OBJECTIVE: Copy out every line exactly, passing over the pictures.

Extracted data entries:
|---|

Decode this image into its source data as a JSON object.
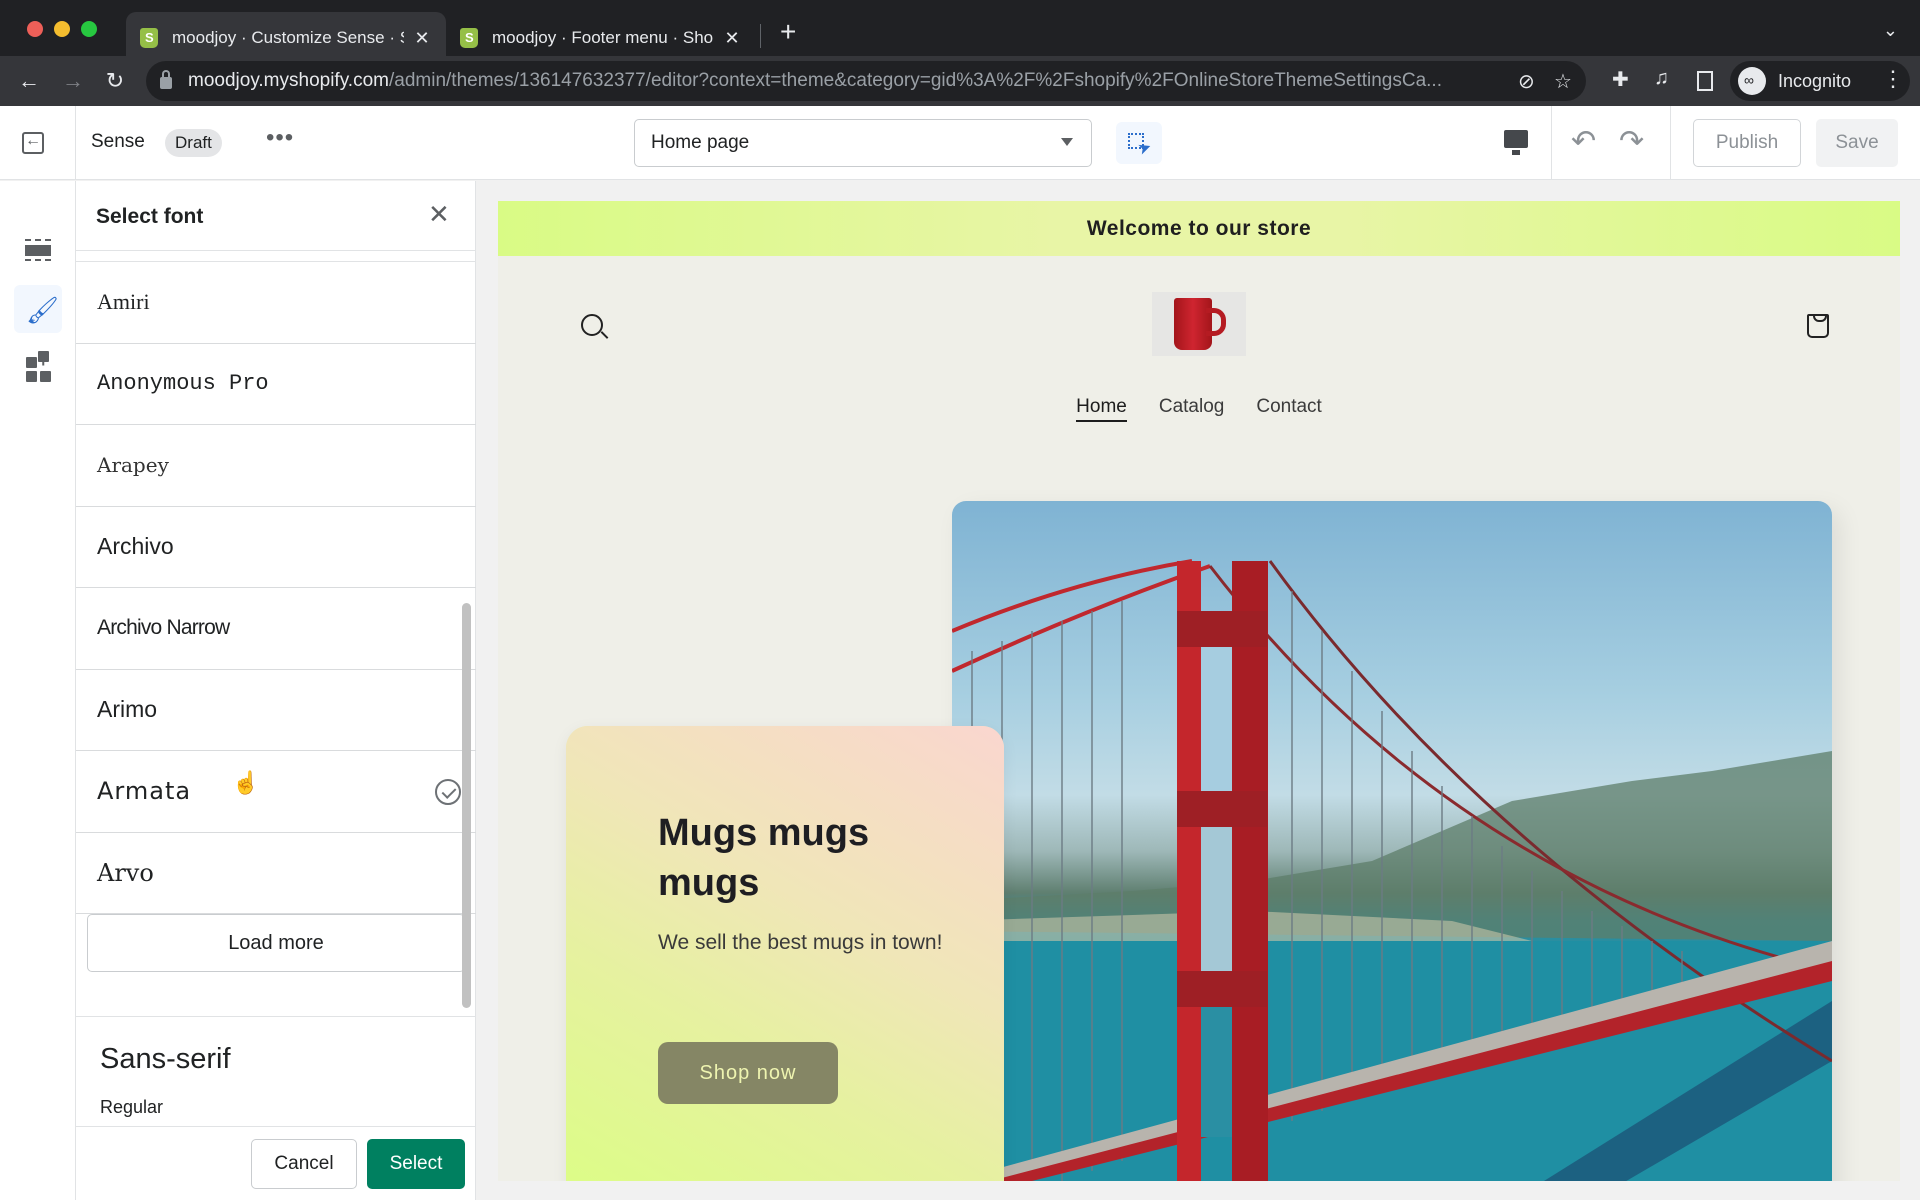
{
  "browser": {
    "tabs": [
      {
        "title": "moodjoy · Customize Sense · S",
        "active": true
      },
      {
        "title": "moodjoy · Footer menu · Shopi",
        "active": false
      }
    ],
    "new_tab": "+",
    "url_host": "moodjoy.myshopify.com",
    "url_path": "/admin/themes/136147632377/editor?context=theme&category=gid%3A%2F%2Fshopify%2FOnlineStoreThemeSettingsCa...",
    "profile_label": "Incognito"
  },
  "topbar": {
    "theme_name": "Sense",
    "status_badge": "Draft",
    "more_label": "•••",
    "page_select": "Home page",
    "publish_label": "Publish",
    "save_label": "Save"
  },
  "font_picker": {
    "title": "Select font",
    "fonts": [
      "Amiri",
      "Anonymous Pro",
      "Arapey",
      "Archivo",
      "Archivo Narrow",
      "Arimo",
      "Armata",
      "Arvo"
    ],
    "selected_font": "Armata",
    "load_more_label": "Load more",
    "preview_name": "Sans-serif",
    "preview_weight": "Regular",
    "cancel_label": "Cancel",
    "select_label": "Select"
  },
  "storefront": {
    "announcement": "Welcome to our store",
    "nav": [
      {
        "label": "Home",
        "active": true
      },
      {
        "label": "Catalog",
        "active": false
      },
      {
        "label": "Contact",
        "active": false
      }
    ],
    "hero": {
      "title": "Mugs mugs mugs",
      "text": "We sell the best mugs in town!",
      "button_label": "Shop now"
    }
  },
  "colors": {
    "accent_blue": "#2c6ecb",
    "select_green": "#008060",
    "announcement_bg": "#d9fb85",
    "shop_button": "#858665"
  }
}
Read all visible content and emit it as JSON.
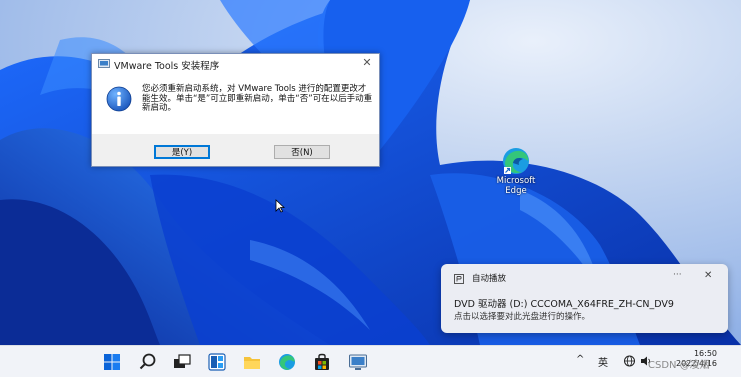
{
  "dialog": {
    "title": "VMware Tools 安装程序",
    "message": "您必须重新启动系统，对 VMware Tools 进行的配置更改才能生效。单击“是”可立即重新启动，单击“否”可在以后手动重新启动。",
    "yes_label": "是(Y)",
    "no_label": "否(N)",
    "close_glyph": "✕"
  },
  "desktop_icons": [
    {
      "label": "Microsoft Edge",
      "icon": "edge-icon"
    }
  ],
  "notification": {
    "app_name": "自动播放",
    "more_glyph": "···",
    "close_glyph": "✕",
    "title": "DVD 驱动器 (D:) CCCOMA_X64FRE_ZH-CN_DV9",
    "body": "点击以选择要对此光盘进行的操作。"
  },
  "taskbar": {
    "apps": [
      "start-icon",
      "search-icon",
      "task-view-icon",
      "widgets-icon",
      "file-explorer-icon",
      "edge-icon",
      "store-icon",
      "vmware-tools-icon"
    ],
    "tray_chevron": "^",
    "ime": "英",
    "time": "16:50",
    "date": "2022/4/16"
  },
  "watermark": "CSDN @凌烟"
}
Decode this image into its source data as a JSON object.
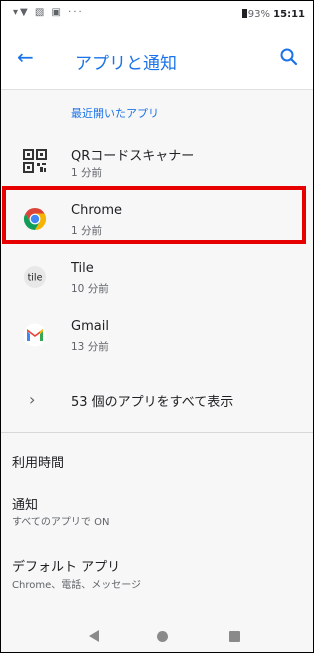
{
  "status_bar": {
    "left_icons": "▾▼ ▧ ▣ ···",
    "battery_text": "93%",
    "time": "15:11"
  },
  "header": {
    "title": "アプリと通知"
  },
  "recent_apps": {
    "label": "最近開いたアプリ",
    "items": [
      {
        "name": "QRコードスキャナー",
        "time": "1 分前"
      },
      {
        "name": "Chrome",
        "time": "1 分前"
      },
      {
        "name": "Tile",
        "time": "10 分前"
      },
      {
        "name": "Gmail",
        "time": "13 分前"
      }
    ],
    "see_all": "53 個のアプリをすべて表示"
  },
  "settings": [
    {
      "title": "利用時間",
      "subtitle": ""
    },
    {
      "title": "通知",
      "subtitle": "すべてのアプリで ON"
    },
    {
      "title": "デフォルト アプリ",
      "subtitle": "Chrome、電話、メッセージ"
    }
  ],
  "colors": {
    "accent": "#1a73e8",
    "highlight": "#e60000"
  }
}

|---|

TASK OUTPUT:
Decode this image into its source data as a JSON object.
{
  "browser": {
    "tabs": [
      {
        "title": "moodjoy · Customize Sense · S",
        "active": true
      },
      {
        "title": "moodjoy · Footer menu · Shopi",
        "active": false
      }
    ],
    "new_tab": "+",
    "url_host": "moodjoy.myshopify.com",
    "url_path": "/admin/themes/136147632377/editor?context=theme&category=gid%3A%2F%2Fshopify%2FOnlineStoreThemeSettingsCa...",
    "profile_label": "Incognito"
  },
  "topbar": {
    "theme_name": "Sense",
    "status_badge": "Draft",
    "more_label": "•••",
    "page_select": "Home page",
    "publish_label": "Publish",
    "save_label": "Save"
  },
  "font_picker": {
    "title": "Select font",
    "fonts": [
      "Amiri",
      "Anonymous Pro",
      "Arapey",
      "Archivo",
      "Archivo Narrow",
      "Arimo",
      "Armata",
      "Arvo"
    ],
    "selected_font": "Armata",
    "load_more_label": "Load more",
    "preview_name": "Sans-serif",
    "preview_weight": "Regular",
    "cancel_label": "Cancel",
    "select_label": "Select"
  },
  "storefront": {
    "announcement": "Welcome to our store",
    "nav": [
      {
        "label": "Home",
        "active": true
      },
      {
        "label": "Catalog",
        "active": false
      },
      {
        "label": "Contact",
        "active": false
      }
    ],
    "hero": {
      "title": "Mugs mugs mugs",
      "text": "We sell the best mugs in town!",
      "button_label": "Shop now"
    }
  },
  "colors": {
    "accent_blue": "#2c6ecb",
    "select_green": "#008060",
    "announcement_bg": "#d9fb85",
    "shop_button": "#858665"
  }
}
Read all visible content and emit it as JSON.
{
  "dialog": {
    "title": "VMware Tools 安装程序",
    "message": "您必须重新启动系统，对 VMware Tools 进行的配置更改才能生效。单击“是”可立即重新启动，单击“否”可在以后手动重新启动。",
    "yes_label": "是(Y)",
    "no_label": "否(N)",
    "close_glyph": "✕"
  },
  "desktop_icons": [
    {
      "label": "Microsoft Edge",
      "icon": "edge-icon"
    }
  ],
  "notification": {
    "app_name": "自动播放",
    "more_glyph": "···",
    "close_glyph": "✕",
    "title": "DVD 驱动器 (D:) CCCOMA_X64FRE_ZH-CN_DV9",
    "body": "点击以选择要对此光盘进行的操作。"
  },
  "taskbar": {
    "apps": [
      "start-icon",
      "search-icon",
      "task-view-icon",
      "widgets-icon",
      "file-explorer-icon",
      "edge-icon",
      "store-icon",
      "vmware-tools-icon"
    ],
    "tray_chevron": "^",
    "ime": "英",
    "time": "16:50",
    "date": "2022/4/16"
  },
  "watermark": "CSDN @凌烟"
}
Decode this image into its source data as a JSON object.
{
  "status_bar": {
    "left_icons": "▾▼ ▧ ▣ ···",
    "battery_text": "93%",
    "time": "15:11"
  },
  "header": {
    "title": "アプリと通知"
  },
  "recent_apps": {
    "label": "最近開いたアプリ",
    "items": [
      {
        "name": "QRコードスキャナー",
        "time": "1 分前"
      },
      {
        "name": "Chrome",
        "time": "1 分前"
      },
      {
        "name": "Tile",
        "time": "10 分前"
      },
      {
        "name": "Gmail",
        "time": "13 分前"
      }
    ],
    "see_all": "53 個のアプリをすべて表示"
  },
  "settings": [
    {
      "title": "利用時間",
      "subtitle": ""
    },
    {
      "title": "通知",
      "subtitle": "すべてのアプリで ON"
    },
    {
      "title": "デフォルト アプリ",
      "subtitle": "Chrome、電話、メッセージ"
    }
  ],
  "colors": {
    "accent": "#1a73e8",
    "highlight": "#e60000"
  }
}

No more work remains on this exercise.